- Short task: Reproduce nothing but the closing run of lines: the line with "Extract all readable text from this page." and each line that follows it to the end of the data.

- Dataset records:

☆ ☆ ☆

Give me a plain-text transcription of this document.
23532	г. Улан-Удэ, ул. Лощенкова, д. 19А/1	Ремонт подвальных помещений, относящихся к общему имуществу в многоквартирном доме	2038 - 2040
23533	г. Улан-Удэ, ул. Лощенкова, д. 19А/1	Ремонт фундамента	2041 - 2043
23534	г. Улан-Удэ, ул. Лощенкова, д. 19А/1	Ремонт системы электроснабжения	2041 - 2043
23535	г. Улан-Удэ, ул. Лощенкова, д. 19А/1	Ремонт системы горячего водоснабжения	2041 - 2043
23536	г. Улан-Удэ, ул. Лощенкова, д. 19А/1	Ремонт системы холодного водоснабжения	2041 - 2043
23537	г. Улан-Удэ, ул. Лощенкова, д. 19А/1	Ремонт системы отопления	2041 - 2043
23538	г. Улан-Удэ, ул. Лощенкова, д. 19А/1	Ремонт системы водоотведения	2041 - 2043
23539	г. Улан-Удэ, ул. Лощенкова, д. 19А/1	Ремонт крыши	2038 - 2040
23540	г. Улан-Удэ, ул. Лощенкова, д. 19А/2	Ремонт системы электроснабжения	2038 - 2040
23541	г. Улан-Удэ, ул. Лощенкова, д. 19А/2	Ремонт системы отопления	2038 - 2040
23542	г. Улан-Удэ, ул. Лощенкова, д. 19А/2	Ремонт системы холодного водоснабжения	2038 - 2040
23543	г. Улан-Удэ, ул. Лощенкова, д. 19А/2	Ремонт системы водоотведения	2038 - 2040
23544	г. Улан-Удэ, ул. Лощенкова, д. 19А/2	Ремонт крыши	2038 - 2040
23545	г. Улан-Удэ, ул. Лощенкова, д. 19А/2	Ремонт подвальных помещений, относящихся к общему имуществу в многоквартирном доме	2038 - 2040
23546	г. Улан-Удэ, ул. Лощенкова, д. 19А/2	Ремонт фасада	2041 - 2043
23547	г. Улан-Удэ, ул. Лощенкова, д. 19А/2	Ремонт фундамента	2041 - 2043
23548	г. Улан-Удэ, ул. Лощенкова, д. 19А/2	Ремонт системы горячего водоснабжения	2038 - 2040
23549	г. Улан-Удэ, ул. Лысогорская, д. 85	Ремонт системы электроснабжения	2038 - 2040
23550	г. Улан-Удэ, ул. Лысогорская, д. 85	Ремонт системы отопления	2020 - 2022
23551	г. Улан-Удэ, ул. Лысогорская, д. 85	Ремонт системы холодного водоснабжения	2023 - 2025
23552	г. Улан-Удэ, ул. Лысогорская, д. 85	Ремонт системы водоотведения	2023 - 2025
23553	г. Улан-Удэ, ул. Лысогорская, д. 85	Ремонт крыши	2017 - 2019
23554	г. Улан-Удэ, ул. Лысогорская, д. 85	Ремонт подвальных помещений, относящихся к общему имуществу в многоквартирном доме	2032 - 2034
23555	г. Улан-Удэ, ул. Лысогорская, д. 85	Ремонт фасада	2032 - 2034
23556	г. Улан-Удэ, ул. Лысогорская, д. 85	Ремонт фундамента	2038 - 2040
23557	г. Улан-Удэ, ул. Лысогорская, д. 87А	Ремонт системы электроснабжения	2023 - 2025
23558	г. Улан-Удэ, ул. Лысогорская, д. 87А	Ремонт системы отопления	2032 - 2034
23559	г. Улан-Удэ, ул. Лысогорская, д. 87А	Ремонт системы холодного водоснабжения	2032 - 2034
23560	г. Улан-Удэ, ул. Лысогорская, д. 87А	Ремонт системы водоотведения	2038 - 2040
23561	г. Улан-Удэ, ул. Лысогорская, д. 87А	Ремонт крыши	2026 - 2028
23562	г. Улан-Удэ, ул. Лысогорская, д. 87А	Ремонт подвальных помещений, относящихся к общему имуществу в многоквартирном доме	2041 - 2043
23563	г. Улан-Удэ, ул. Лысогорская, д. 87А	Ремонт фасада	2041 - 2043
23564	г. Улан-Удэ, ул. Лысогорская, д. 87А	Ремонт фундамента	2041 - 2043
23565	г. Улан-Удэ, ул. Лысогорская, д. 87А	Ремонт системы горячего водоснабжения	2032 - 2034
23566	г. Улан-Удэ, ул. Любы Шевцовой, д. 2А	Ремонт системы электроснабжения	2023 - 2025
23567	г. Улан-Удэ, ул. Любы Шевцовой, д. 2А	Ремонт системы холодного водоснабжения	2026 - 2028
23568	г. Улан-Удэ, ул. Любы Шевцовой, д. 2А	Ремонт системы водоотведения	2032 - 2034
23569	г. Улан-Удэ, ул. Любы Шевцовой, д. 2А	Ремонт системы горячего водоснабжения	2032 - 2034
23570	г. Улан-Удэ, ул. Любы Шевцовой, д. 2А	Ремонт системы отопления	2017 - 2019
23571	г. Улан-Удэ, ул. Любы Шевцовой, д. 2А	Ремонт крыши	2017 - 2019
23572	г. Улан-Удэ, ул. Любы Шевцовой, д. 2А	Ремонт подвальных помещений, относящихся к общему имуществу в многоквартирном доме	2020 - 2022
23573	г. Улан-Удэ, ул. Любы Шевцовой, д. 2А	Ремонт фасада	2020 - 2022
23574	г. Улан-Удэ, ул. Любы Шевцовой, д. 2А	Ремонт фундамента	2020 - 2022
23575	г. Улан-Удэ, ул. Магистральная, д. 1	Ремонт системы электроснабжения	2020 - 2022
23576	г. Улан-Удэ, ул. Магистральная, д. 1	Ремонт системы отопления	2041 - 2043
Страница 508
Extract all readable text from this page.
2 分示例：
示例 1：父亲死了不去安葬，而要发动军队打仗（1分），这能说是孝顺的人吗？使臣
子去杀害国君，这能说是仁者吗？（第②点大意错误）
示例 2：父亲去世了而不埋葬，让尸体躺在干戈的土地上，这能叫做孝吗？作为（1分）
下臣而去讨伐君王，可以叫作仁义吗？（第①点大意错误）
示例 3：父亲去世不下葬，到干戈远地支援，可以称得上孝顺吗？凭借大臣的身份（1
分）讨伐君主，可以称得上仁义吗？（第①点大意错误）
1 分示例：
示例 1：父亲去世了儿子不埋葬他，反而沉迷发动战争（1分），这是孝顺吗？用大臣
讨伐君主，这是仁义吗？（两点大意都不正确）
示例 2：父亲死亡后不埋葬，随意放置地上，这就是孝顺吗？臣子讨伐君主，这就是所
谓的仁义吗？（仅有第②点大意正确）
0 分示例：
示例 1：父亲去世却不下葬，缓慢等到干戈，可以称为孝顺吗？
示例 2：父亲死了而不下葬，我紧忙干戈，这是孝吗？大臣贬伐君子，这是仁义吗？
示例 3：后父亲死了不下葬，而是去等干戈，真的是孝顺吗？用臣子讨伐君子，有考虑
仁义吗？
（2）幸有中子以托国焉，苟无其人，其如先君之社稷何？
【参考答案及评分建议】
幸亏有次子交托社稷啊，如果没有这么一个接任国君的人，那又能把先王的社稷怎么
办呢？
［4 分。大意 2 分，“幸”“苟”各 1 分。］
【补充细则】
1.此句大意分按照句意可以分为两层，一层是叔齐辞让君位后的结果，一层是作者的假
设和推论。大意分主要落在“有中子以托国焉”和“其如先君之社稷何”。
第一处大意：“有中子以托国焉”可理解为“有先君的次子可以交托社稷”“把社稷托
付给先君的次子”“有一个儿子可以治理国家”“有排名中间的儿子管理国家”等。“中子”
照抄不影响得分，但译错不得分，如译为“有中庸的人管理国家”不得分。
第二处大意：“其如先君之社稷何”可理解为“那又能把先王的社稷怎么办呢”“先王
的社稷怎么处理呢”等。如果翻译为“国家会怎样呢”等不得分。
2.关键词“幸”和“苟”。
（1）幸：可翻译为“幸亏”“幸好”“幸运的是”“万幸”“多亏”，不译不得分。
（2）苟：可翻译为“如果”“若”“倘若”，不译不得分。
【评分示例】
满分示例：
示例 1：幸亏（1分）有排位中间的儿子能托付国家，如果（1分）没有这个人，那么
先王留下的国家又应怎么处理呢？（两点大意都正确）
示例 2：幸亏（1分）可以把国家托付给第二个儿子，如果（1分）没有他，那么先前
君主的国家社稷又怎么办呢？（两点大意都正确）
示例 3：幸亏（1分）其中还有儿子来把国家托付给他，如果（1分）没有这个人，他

☆ ☆ ☆

- Written reply:
Extract all readable text from this page.
2 分示例：
示例 1：父亲死了不去安葬，而要发动军队打仗（1分），这能说是孝顺的人吗？使臣
子去杀害国君，这能说是仁者吗？（第②点大意错误）
示例 2：父亲去世了而不埋葬，让尸体躺在干戈的土地上，这能叫做孝吗？作为（1分）
下臣而去讨伐君王，可以叫作仁义吗？（第①点大意错误）
示例 3：父亲去世不下葬，到干戈远地支援，可以称得上孝顺吗？凭借大臣的身份（1
分）讨伐君主，可以称得上仁义吗？（第①点大意错误）
1 分示例：
示例 1：父亲去世了儿子不埋葬他，反而沉迷发动战争（1分），这是孝顺吗？用大臣
讨伐君主，这是仁义吗？（两点大意都不正确）
示例 2：父亲死亡后不埋葬，随意放置地上，这就是孝顺吗？臣子讨伐君主，这就是所
谓的仁义吗？（仅有第②点大意正确）
0 分示例：
示例 1：父亲去世却不下葬，缓慢等到干戈，可以称为孝顺吗？
示例 2：父亲死了而不下葬，我紧忙干戈，这是孝吗？大臣贬伐君子，这是仁义吗？
示例 3：后父亲死了不下葬，而是去等干戈，真的是孝顺吗？用臣子讨伐君子，有考虑
仁义吗？
（2）幸有中子以托国焉，苟无其人，其如先君之社稷何？
【参考答案及评分建议】
幸亏有次子交托社稷啊，如果没有这么一个接任国君的人，那又能把先王的社稷怎么
办呢？
［4 分。大意 2 分，“幸”“苟”各 1 分。］
【补充细则】
1.此句大意分按照句意可以分为两层，一层是叔齐辞让君位后的结果，一层是作者的假
设和推论。大意分主要落在“有中子以托国焉”和“其如先君之社稷何”。
第一处大意：“有中子以托国焉”可理解为“有先君的次子可以交托社稷”“把社稷托
付给先君的次子”“有一个儿子可以治理国家”“有排名中间的儿子管理国家”等。“中子”
照抄不影响得分，但译错不得分，如译为“有中庸的人管理国家”不得分。
第二处大意：“其如先君之社稷何”可理解为“那又能把先王的社稷怎么办呢”“先王
的社稷怎么处理呢”等。如果翻译为“国家会怎样呢”等不得分。
2.关键词“幸”和“苟”。
（1）幸：可翻译为“幸亏”“幸好”“幸运的是”“万幸”“多亏”，不译不得分。
（2）苟：可翻译为“如果”“若”“倘若”，不译不得分。
【评分示例】
满分示例：
示例 1：幸亏（1分）有排位中间的儿子能托付国家，如果（1分）没有这个人，那么
先王留下的国家又应怎么处理呢？（两点大意都正确）
示例 2：幸亏（1分）可以把国家托付给第二个儿子，如果（1分）没有他，那么先前
君主的国家社稷又怎么办呢？（两点大意都正确）
示例 3：幸亏（1分）其中还有儿子来把国家托付给他，如果（1分）没有这个人，他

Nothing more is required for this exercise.